**OBJECTIVE**. Using the records below, please work out how many lines contain "机械工程"; answer with the number alone.

**INPUT RECORDS**.
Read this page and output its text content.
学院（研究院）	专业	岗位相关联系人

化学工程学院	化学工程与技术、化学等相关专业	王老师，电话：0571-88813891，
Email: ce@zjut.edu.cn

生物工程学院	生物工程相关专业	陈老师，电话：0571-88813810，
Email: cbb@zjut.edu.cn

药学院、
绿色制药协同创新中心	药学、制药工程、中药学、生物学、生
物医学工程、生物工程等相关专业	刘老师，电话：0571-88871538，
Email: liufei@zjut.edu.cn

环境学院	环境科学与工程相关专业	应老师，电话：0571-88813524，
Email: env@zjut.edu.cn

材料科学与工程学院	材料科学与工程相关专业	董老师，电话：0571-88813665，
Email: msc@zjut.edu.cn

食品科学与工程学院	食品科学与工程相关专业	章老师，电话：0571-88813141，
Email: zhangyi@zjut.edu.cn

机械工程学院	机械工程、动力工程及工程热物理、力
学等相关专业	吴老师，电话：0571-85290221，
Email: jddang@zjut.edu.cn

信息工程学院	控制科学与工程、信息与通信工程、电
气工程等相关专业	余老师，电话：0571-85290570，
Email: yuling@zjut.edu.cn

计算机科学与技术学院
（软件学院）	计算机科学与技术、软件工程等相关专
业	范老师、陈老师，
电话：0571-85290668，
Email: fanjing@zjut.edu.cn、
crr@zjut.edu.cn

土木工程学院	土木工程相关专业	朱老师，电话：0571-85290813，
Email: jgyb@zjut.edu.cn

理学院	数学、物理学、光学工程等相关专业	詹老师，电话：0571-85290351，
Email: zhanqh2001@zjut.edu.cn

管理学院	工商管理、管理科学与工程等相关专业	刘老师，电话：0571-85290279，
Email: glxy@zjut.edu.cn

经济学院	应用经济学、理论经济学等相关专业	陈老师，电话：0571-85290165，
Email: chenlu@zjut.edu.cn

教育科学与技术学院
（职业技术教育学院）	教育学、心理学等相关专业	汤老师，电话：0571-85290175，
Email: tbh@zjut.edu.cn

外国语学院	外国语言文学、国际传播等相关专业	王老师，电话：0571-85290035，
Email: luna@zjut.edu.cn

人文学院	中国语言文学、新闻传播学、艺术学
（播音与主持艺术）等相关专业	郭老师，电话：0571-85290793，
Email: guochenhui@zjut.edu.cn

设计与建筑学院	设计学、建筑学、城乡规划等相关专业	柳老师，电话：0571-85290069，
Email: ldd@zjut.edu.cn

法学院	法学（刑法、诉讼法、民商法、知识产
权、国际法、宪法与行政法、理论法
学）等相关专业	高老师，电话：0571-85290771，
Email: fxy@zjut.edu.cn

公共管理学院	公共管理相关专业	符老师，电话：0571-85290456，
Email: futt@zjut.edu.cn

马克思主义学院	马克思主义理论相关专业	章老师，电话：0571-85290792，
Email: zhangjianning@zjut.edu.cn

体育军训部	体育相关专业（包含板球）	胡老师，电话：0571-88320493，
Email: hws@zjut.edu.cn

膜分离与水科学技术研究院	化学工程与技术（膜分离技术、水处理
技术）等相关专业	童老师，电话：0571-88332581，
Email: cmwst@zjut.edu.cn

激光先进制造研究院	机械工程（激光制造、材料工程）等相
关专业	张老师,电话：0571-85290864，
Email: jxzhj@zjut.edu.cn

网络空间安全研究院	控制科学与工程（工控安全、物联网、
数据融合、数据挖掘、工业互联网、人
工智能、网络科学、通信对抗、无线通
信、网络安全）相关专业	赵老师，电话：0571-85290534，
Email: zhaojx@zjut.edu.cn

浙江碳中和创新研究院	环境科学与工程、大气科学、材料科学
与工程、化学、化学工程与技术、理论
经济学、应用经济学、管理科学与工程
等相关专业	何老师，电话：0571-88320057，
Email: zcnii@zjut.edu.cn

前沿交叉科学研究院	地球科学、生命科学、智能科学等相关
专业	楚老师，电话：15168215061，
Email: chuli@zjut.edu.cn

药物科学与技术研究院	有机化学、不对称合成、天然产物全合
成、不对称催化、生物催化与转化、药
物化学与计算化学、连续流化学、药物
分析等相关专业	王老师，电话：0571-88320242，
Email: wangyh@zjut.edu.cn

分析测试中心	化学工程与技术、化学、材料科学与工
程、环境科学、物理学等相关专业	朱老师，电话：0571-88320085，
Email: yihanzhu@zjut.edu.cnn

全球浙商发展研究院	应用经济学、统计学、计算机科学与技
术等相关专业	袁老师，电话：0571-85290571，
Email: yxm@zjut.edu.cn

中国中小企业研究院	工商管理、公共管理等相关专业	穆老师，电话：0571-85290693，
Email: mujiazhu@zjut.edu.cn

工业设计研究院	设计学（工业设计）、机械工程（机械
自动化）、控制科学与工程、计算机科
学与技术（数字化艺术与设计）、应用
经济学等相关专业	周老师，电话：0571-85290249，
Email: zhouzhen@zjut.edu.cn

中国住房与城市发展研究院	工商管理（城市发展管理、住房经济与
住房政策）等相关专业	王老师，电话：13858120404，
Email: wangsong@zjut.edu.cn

...

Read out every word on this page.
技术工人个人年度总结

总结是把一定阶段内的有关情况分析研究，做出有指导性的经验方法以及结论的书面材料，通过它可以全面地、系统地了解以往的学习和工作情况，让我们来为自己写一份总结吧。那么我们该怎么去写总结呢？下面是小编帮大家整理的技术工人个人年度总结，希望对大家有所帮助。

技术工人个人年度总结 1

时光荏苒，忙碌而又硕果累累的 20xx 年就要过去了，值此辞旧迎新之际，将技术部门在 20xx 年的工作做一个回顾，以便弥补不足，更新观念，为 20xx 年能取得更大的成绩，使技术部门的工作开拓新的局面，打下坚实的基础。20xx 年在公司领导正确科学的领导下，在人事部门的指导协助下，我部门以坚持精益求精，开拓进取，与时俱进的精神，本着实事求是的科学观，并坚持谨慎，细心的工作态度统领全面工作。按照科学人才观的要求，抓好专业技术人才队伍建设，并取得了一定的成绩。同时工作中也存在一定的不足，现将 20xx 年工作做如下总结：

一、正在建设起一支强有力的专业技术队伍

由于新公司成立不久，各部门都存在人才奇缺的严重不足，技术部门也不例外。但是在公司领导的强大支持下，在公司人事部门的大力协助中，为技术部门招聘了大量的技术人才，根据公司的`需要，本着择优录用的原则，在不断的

**SOLUTION**. 3